REQUIRED TASK>
For the listing underneath, give the count of lines containing the string "контекста" and nothing further.

DATA EXCERPTS>
------------------------------

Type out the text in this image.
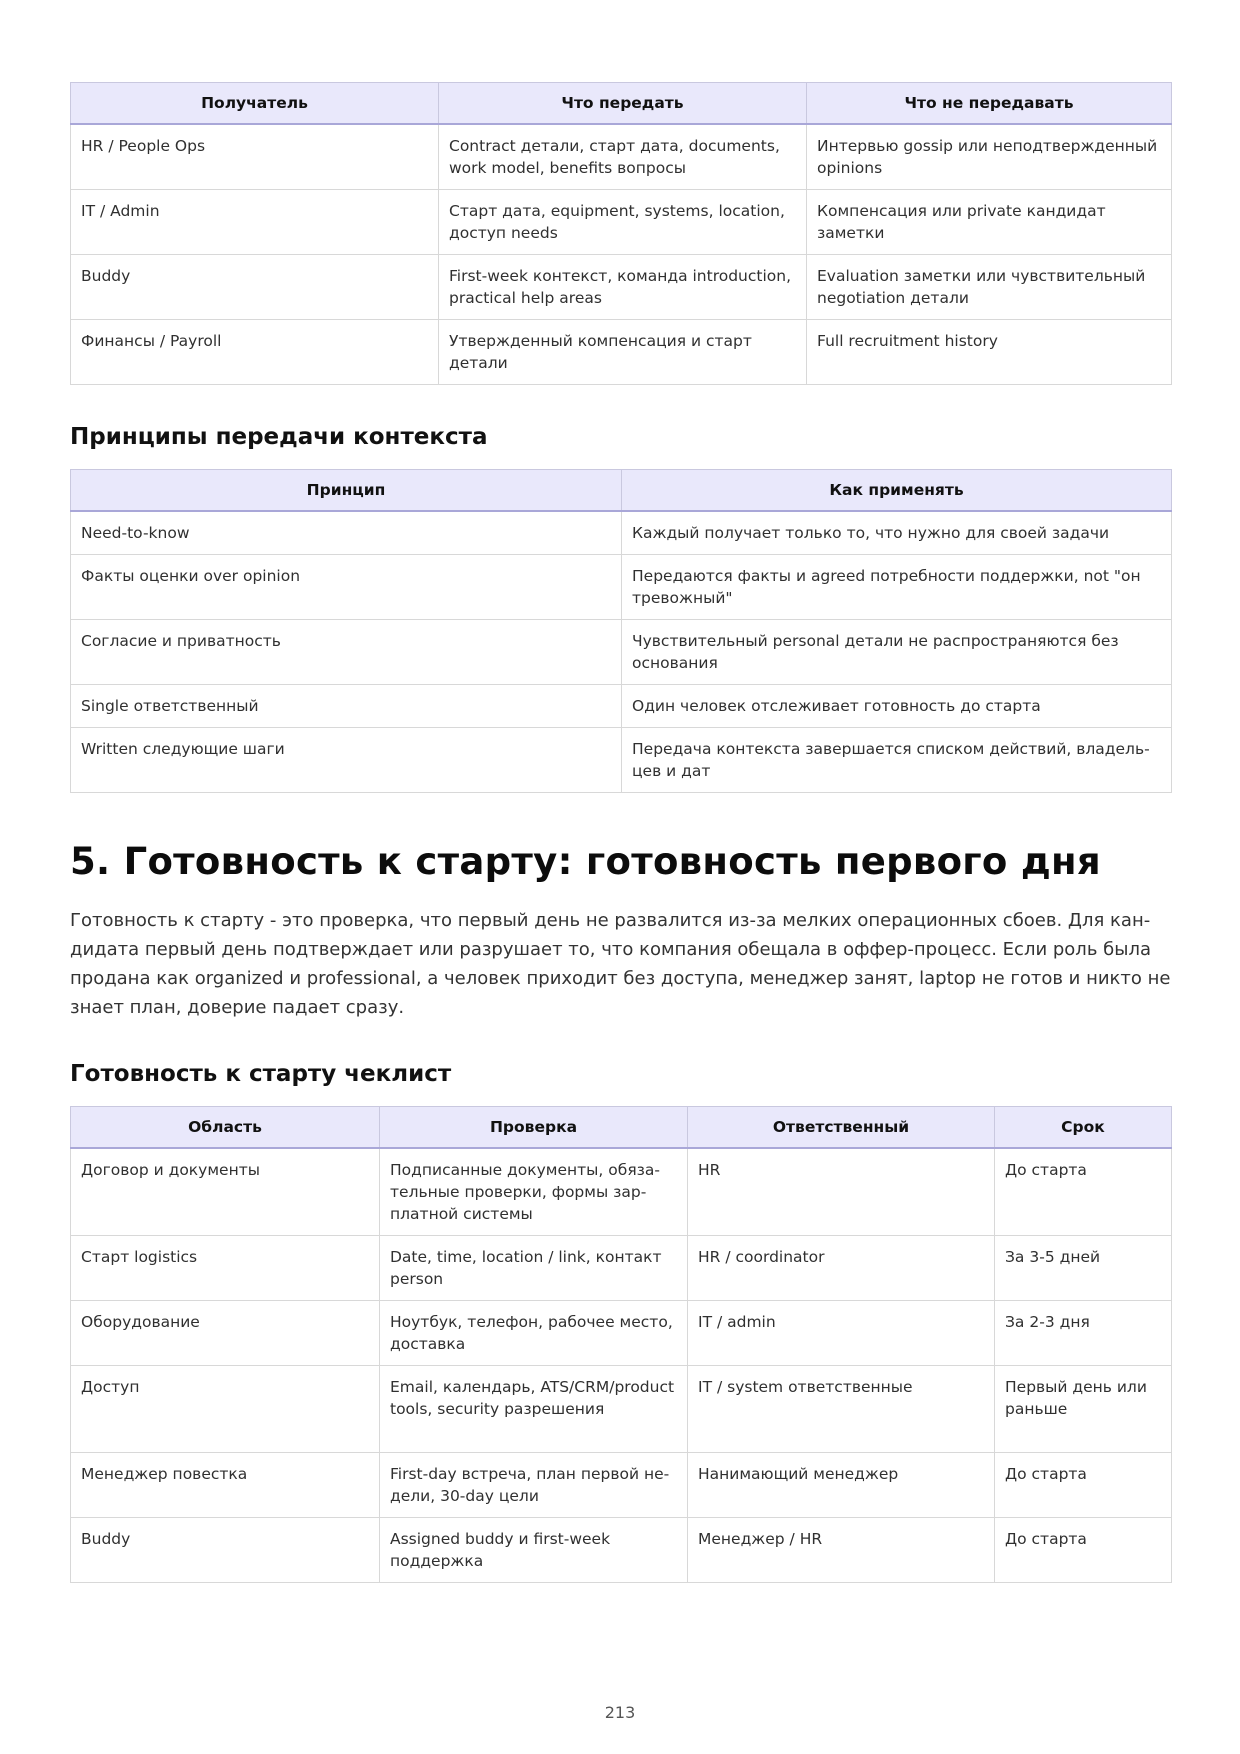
Получатель	Что передать	Что не передавать
HR / People Ops	Contract детали, старт дата, documents, work model, benefits вопросы	Интервью gossip или неподтвержденный opinions
IT / Admin	Старт дата, equipment, systems, location, доступ needs	Компенсация или private кандидат заметки
Buddy	First-week контекст, команда introduction, practical help areas	Evaluation заметки или чувствительный negotiation детали
Финансы / Payroll	Утвержденный компенсация и старт детали	Full recruitment history
Принципы передачи контекста
Принцип	Как применять
Need-to-know	Каждый получает только то, что нужно для своей задачи
Факты оценки over opinion	Передаются факты и agreed потребности поддержки, not "он тревожный"
Согласие и приватность	Чувствительный personal детали не распространяются без основания
Single ответственный	Один человек отслеживает готовность до старта
Written следующие шаги	Передача контекста завершается списком действий, владельцев и дат
5. Готовность к старту: готовность первого дня

Готовность к старту - это проверка, что первый день не развалится из-за мелких операционных сбоев. Для кандидата первый день подтверждает или разрушает то, что компания обещала в оффер-процесс. Если роль была продана как organized и professional, а человек приходит без доступа, менеджер занят, laptop не готов и никто не знает план, доверие падает сразу.

Готовность к старту чеклист
Область	Проверка	Ответственный	Срок
Договор и документы	Подписанные документы, обязательные проверки, формы зарплатной системы	HR	До старта
Старт logistics	Date, time, location / link, контакт person	HR / coordinator	За 3-5 дней
Оборудование	Ноутбук, телефон, рабочее место, доставка	IT / admin	За 2-3 дня
Доступ	Email, календарь, ATS/CRM/product tools, security разрешения	IT / system ответственные	Первый день или раньше
Менеджер повестка	First-day встреча, план первой недели, 30-day цели	Нанимающий менеджер	До старта
Buddy	Assigned buddy и first-week поддержка	Менеджер / HR	До старта
213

------------------------------

WRITTEN ANSWER>
2